> Exercise goal
Below is a block of records: output all of them exactly and leave out the pictures.

> Available data
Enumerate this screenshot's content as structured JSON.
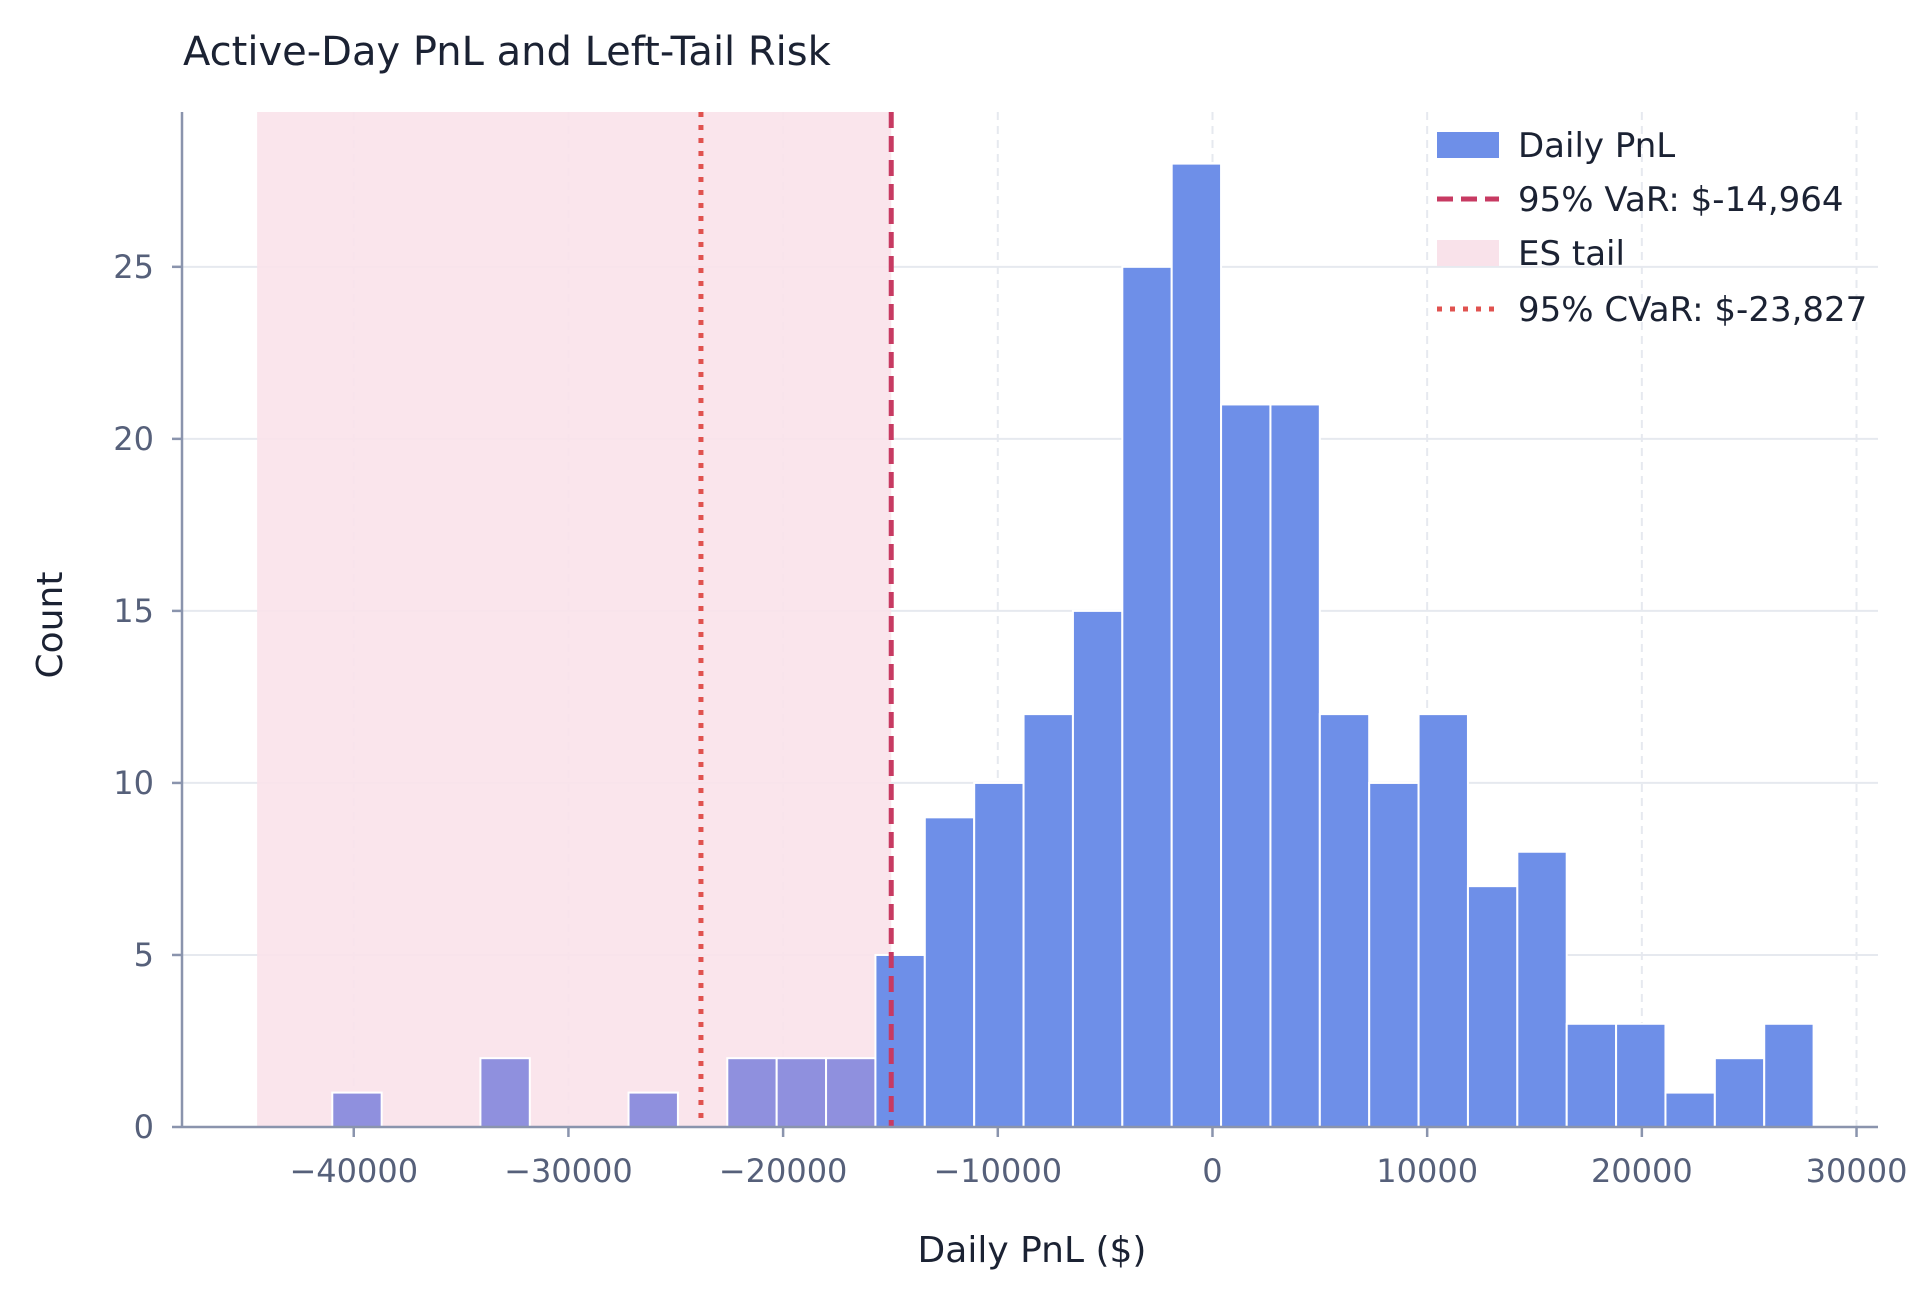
{
  "chart_data": {
    "type": "bar",
    "title": "Active-Day PnL and Left-Tail Risk",
    "xlabel": "Daily PnL ($)",
    "ylabel": "Count",
    "xlim": [
      -48000,
      31000
    ],
    "ylim": [
      0,
      29.5
    ],
    "xticks": [
      -40000,
      -30000,
      -20000,
      -10000,
      0,
      10000,
      20000,
      30000
    ],
    "yticks": [
      0,
      5,
      10,
      15,
      20,
      25
    ],
    "grid": true,
    "legend_position": "top-right",
    "bin_width": 2300,
    "bins": [
      {
        "start": -41000,
        "count": 1
      },
      {
        "start": -34100,
        "count": 2
      },
      {
        "start": -27200,
        "count": 1
      },
      {
        "start": -22600,
        "count": 2
      },
      {
        "start": -20300,
        "count": 2
      },
      {
        "start": -18000,
        "count": 2
      },
      {
        "start": -15700,
        "count": 5
      },
      {
        "start": -13400,
        "count": 9
      },
      {
        "start": -11100,
        "count": 10
      },
      {
        "start": -8800,
        "count": 12
      },
      {
        "start": -6500,
        "count": 15
      },
      {
        "start": -4200,
        "count": 25
      },
      {
        "start": -1900,
        "count": 28
      },
      {
        "start": 400,
        "count": 21
      },
      {
        "start": 2700,
        "count": 21
      },
      {
        "start": 5000,
        "count": 12
      },
      {
        "start": 7300,
        "count": 10
      },
      {
        "start": 9600,
        "count": 12
      },
      {
        "start": 11900,
        "count": 7
      },
      {
        "start": 14200,
        "count": 8
      },
      {
        "start": 16500,
        "count": 3
      },
      {
        "start": 18800,
        "count": 3
      },
      {
        "start": 21100,
        "count": 1
      },
      {
        "start": 23400,
        "count": 2
      },
      {
        "start": 25700,
        "count": 3
      }
    ],
    "var_95": -14964,
    "cvar_95": -23827,
    "es_tail_range": [
      -44500,
      -14964
    ],
    "legend": [
      {
        "label": "Daily PnL",
        "style": "bar"
      },
      {
        "label": "95% VaR: $-14,964",
        "style": "dashed"
      },
      {
        "label": "ES tail",
        "style": "shade"
      },
      {
        "label": "95% CVaR: $-23,827",
        "style": "dotted"
      }
    ],
    "colors": {
      "bar": "#6e8fe8",
      "bar_in_tail": "#8f90de",
      "var_line": "#c73a62",
      "cvar_line": "#e0524f",
      "tail_shade": "#f9e2ea",
      "grid": "#e6e9ef",
      "axis": "#8a94ad"
    }
  }
}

> Task answer
Enumerate this screenshot's content as structured JSON.
{
  "chart_data": {
    "type": "bar",
    "title": "Active-Day PnL and Left-Tail Risk",
    "xlabel": "Daily PnL ($)",
    "ylabel": "Count",
    "xlim": [
      -48000,
      31000
    ],
    "ylim": [
      0,
      29.5
    ],
    "xticks": [
      -40000,
      -30000,
      -20000,
      -10000,
      0,
      10000,
      20000,
      30000
    ],
    "yticks": [
      0,
      5,
      10,
      15,
      20,
      25
    ],
    "grid": true,
    "legend_position": "top-right",
    "bin_width": 2300,
    "bins": [
      {
        "start": -41000,
        "count": 1
      },
      {
        "start": -34100,
        "count": 2
      },
      {
        "start": -27200,
        "count": 1
      },
      {
        "start": -22600,
        "count": 2
      },
      {
        "start": -20300,
        "count": 2
      },
      {
        "start": -18000,
        "count": 2
      },
      {
        "start": -15700,
        "count": 5
      },
      {
        "start": -13400,
        "count": 9
      },
      {
        "start": -11100,
        "count": 10
      },
      {
        "start": -8800,
        "count": 12
      },
      {
        "start": -6500,
        "count": 15
      },
      {
        "start": -4200,
        "count": 25
      },
      {
        "start": -1900,
        "count": 28
      },
      {
        "start": 400,
        "count": 21
      },
      {
        "start": 2700,
        "count": 21
      },
      {
        "start": 5000,
        "count": 12
      },
      {
        "start": 7300,
        "count": 10
      },
      {
        "start": 9600,
        "count": 12
      },
      {
        "start": 11900,
        "count": 7
      },
      {
        "start": 14200,
        "count": 8
      },
      {
        "start": 16500,
        "count": 3
      },
      {
        "start": 18800,
        "count": 3
      },
      {
        "start": 21100,
        "count": 1
      },
      {
        "start": 23400,
        "count": 2
      },
      {
        "start": 25700,
        "count": 3
      }
    ],
    "var_95": -14964,
    "cvar_95": -23827,
    "es_tail_range": [
      -44500,
      -14964
    ],
    "legend": [
      {
        "label": "Daily PnL",
        "style": "bar"
      },
      {
        "label": "95% VaR: $-14,964",
        "style": "dashed"
      },
      {
        "label": "ES tail",
        "style": "shade"
      },
      {
        "label": "95% CVaR: $-23,827",
        "style": "dotted"
      }
    ],
    "colors": {
      "bar": "#6e8fe8",
      "bar_in_tail": "#8f90de",
      "var_line": "#c73a62",
      "cvar_line": "#e0524f",
      "tail_shade": "#f9e2ea",
      "grid": "#e6e9ef",
      "axis": "#8a94ad"
    }
  }
}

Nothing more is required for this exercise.